To do:
Give all of the lines again exactly as they read.

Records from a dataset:

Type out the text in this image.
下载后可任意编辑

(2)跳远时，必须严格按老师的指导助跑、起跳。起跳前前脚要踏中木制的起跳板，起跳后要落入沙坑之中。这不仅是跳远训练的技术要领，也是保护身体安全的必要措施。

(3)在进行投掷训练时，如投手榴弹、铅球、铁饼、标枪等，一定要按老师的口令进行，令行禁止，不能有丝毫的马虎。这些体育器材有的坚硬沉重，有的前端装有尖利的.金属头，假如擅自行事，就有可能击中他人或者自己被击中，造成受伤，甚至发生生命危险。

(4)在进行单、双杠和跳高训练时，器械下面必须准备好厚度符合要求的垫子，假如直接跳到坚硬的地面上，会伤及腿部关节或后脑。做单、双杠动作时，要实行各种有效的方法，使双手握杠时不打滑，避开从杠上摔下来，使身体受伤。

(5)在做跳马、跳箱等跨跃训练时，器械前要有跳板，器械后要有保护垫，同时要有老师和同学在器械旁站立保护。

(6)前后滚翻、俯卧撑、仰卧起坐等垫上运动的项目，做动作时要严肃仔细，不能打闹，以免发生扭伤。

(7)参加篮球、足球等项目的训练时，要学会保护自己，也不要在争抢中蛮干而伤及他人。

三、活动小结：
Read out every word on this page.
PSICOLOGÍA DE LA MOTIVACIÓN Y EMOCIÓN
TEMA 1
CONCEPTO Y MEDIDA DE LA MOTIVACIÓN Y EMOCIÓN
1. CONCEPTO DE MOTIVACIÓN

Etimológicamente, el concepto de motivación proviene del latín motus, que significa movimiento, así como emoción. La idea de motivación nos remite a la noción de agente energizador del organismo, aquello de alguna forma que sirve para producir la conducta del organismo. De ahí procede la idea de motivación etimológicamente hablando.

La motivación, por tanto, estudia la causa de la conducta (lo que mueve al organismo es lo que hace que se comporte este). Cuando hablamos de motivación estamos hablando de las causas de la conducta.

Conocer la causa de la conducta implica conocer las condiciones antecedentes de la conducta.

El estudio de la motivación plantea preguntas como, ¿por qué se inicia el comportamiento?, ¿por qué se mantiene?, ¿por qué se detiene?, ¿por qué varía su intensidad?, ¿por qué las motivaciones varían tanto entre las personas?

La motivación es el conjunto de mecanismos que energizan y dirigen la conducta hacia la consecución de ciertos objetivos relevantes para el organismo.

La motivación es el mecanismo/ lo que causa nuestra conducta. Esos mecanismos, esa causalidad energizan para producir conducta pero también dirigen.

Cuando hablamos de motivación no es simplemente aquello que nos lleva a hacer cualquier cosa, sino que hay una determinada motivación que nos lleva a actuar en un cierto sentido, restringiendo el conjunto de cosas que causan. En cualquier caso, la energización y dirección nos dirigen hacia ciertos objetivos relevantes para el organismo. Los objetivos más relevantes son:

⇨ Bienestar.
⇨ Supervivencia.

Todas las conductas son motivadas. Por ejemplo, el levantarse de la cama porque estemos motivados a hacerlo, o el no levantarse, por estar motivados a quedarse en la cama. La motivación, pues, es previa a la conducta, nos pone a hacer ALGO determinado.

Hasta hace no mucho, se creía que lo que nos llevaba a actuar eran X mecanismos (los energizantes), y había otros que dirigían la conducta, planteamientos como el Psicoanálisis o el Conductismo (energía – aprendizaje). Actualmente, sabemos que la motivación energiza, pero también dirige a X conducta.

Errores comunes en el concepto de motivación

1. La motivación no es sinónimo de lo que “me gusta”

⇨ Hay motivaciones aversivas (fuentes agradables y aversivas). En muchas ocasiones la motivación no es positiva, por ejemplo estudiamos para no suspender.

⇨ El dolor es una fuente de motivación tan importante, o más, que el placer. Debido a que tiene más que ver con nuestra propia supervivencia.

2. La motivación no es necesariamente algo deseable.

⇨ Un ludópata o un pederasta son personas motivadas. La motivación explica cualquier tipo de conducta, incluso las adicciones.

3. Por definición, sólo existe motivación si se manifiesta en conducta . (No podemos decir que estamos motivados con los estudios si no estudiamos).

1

Written answer:
Type out the text in this image.
下载后可任意编辑

(2)跳远时，必须严格按老师的指导助跑、起跳。起跳前前脚要踏中木制的起跳板，起跳后要落入沙坑之中。这不仅是跳远训练的技术要领，也是保护身体安全的必要措施。

(3)在进行投掷训练时，如投手榴弹、铅球、铁饼、标枪等，一定要按老师的口令进行，令行禁止，不能有丝毫的马虎。这些体育器材有的坚硬沉重，有的前端装有尖利的.金属头，假如擅自行事，就有可能击中他人或者自己被击中，造成受伤，甚至发生生命危险。

(4)在进行单、双杠和跳高训练时，器械下面必须准备好厚度符合要求的垫子，假如直接跳到坚硬的地面上，会伤及腿部关节或后脑。做单、双杠动作时，要实行各种有效的方法，使双手握杠时不打滑，避开从杠上摔下来，使身体受伤。

(5)在做跳马、跳箱等跨跃训练时，器械前要有跳板，器械后要有保护垫，同时要有老师和同学在器械旁站立保护。

(6)前后滚翻、俯卧撑、仰卧起坐等垫上运动的项目，做动作时要严肃仔细，不能打闹，以免发生扭伤。

(7)参加篮球、足球等项目的训练时，要学会保护自己，也不要在争抢中蛮干而伤及他人。

三、活动小结：
Read out every word on this page.
PSICOLOGÍA DE LA MOTIVACIÓN Y EMOCIÓN
TEMA 1
CONCEPTO Y MEDIDA DE LA MOTIVACIÓN Y EMOCIÓN
1. CONCEPTO DE MOTIVACIÓN

Etimológicamente, el concepto de motivación proviene del latín motus, que significa movimiento, así como emoción. La idea de motivación nos remite a la noción de agente energizador del organismo, aquello de alguna forma que sirve para producir la conducta del organismo. De ahí procede la idea de motivación etimológicamente hablando.

La motivación, por tanto, estudia la causa de la conducta (lo que mueve al organismo es lo que hace que se comporte este). Cuando hablamos de motivación estamos hablando de las causas de la conducta.

Conocer la causa de la conducta implica conocer las condiciones antecedentes de la conducta.

El estudio de la motivación plantea preguntas como, ¿por qué se inicia el comportamiento?, ¿por qué se mantiene?, ¿por qué se detiene?, ¿por qué varía su intensidad?, ¿por qué las motivaciones varían tanto entre las personas?

La motivación es el conjunto de mecanismos que energizan y dirigen la conducta hacia la consecución de ciertos objetivos relevantes para el organismo.

La motivación es el mecanismo/ lo que causa nuestra conducta. Esos mecanismos, esa causalidad energizan para producir conducta pero también dirigen.

Cuando hablamos de motivación no es simplemente aquello que nos lleva a hacer cualquier cosa, sino que hay una determinada motivación que nos lleva a actuar en un cierto sentido, restringiendo el conjunto de cosas que causan. En cualquier caso, la energización y dirección nos dirigen hacia ciertos objetivos relevantes para el organismo. Los objetivos más relevantes son:

⇨ Bienestar.
⇨ Supervivencia.

Todas las conductas son motivadas. Por ejemplo, el levantarse de la cama porque estemos motivados a hacerlo, o el no levantarse, por estar motivados a quedarse en la cama. La motivación, pues, es previa a la conducta, nos pone a hacer ALGO determinado.

Hasta hace no mucho, se creía que lo que nos llevaba a actuar eran X mecanismos (los energizantes), y había otros que dirigían la conducta, planteamientos como el Psicoanálisis o el Conductismo (energía – aprendizaje). Actualmente, sabemos que la motivación energiza, pero también dirige a X conducta.

Errores comunes en el concepto de motivación

1. La motivación no es sinónimo de lo que “me gusta”

⇨ Hay motivaciones aversivas (fuentes agradables y aversivas). En muchas ocasiones la motivación no es positiva, por ejemplo estudiamos para no suspender.

⇨ El dolor es una fuente de motivación tan importante, o más, que el placer. Debido a que tiene más que ver con nuestra propia supervivencia.

2. La motivación no es necesariamente algo deseable.

⇨ Un ludópata o un pederasta son personas motivadas. La motivación explica cualquier tipo de conducta, incluso las adicciones.

3. Por definición, sólo existe motivación si se manifiesta en conducta . (No podemos decir que estamos motivados con los estudios si no estudiamos).

1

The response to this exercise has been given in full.